◆ **Problem**
Extract the lines from the one containing "y-tick-label: 20 xyxy=(62,374,83,394)" up to and including the one containing "y-tick-label: 40 xyxy=(62,108,83,128)", and repeat them exactly.
>> BEGIN Available data
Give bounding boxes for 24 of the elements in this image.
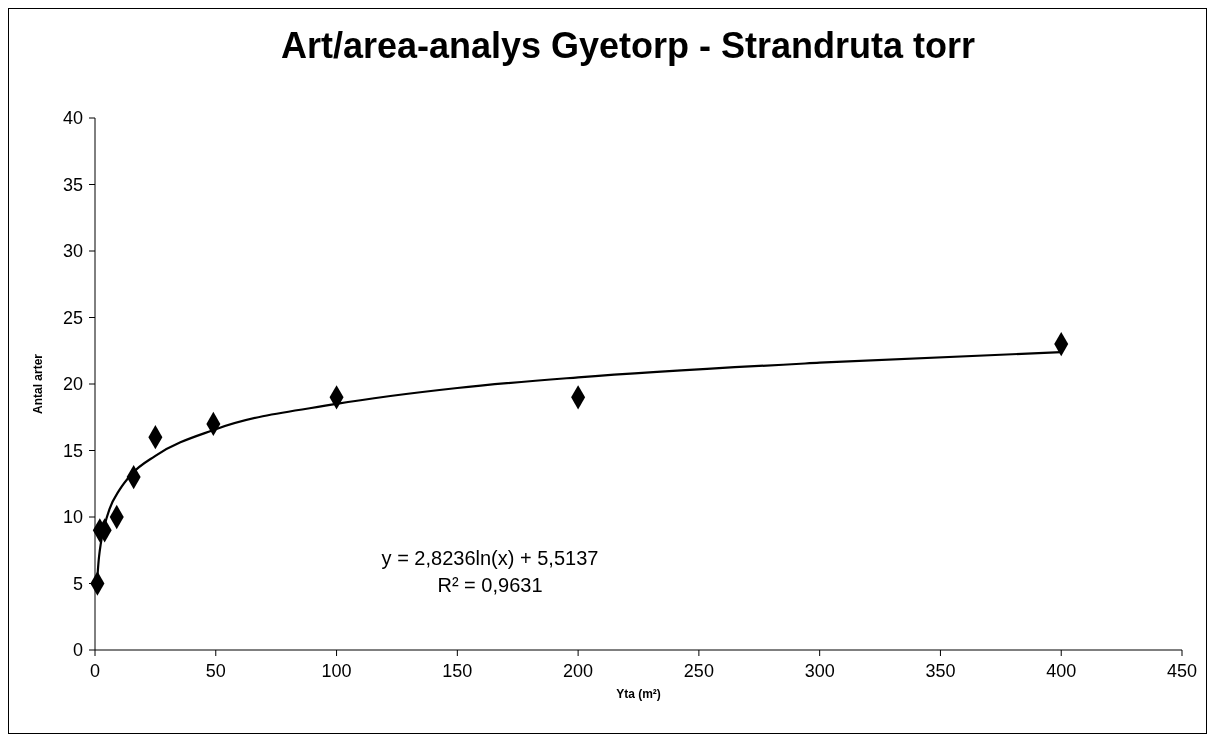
y-tick-label: 20 xyxy=(62,374,83,394)
x-tick-label: 100 xyxy=(321,661,352,681)
x-tick-label: 250 xyxy=(683,661,714,681)
x-tick-label: 200 xyxy=(563,661,594,681)
x-tick-label: 300 xyxy=(804,661,835,681)
y-tick-label: 40 xyxy=(62,108,83,128)
x-tick-label: 150 xyxy=(442,661,473,681)
annotation: R² = 0,9631 xyxy=(437,574,543,596)
x-tick-label: 400 xyxy=(1046,661,1077,681)
y-tick-label: 5 xyxy=(72,573,83,594)
y-tick-label: 15 xyxy=(62,440,83,461)
y-tick-label: 35 xyxy=(62,174,83,195)
x-tick-label: 350 xyxy=(925,661,956,681)
x-axis-title: Yta (m²) xyxy=(616,687,661,701)
x-tick-label: 0 xyxy=(89,661,101,681)
y-axis-title: Antal arter xyxy=(31,353,45,415)
chart-title: Art/area-analys Gyetorp - Strandruta torr xyxy=(280,25,976,66)
y-tick-label: 10 xyxy=(62,507,83,527)
x-tick-label: 50 xyxy=(205,661,226,681)
y-tick-label: 25 xyxy=(62,307,83,328)
annotation: y = 2,8236ln(x) + 5,5137 xyxy=(381,547,599,569)
y-tick-label: 0 xyxy=(72,640,83,660)
y-tick-label: 30 xyxy=(62,241,83,261)
x-tick-label: 450 xyxy=(1166,661,1198,681)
>> END Available data
◆ **Response**
y-tick-label: 20 xyxy=(62,374,83,394)
x-tick-label: 100 xyxy=(321,661,352,681)
x-tick-label: 250 xyxy=(683,661,714,681)
x-tick-label: 200 xyxy=(563,661,594,681)
x-tick-label: 300 xyxy=(804,661,835,681)
y-tick-label: 40 xyxy=(62,108,83,128)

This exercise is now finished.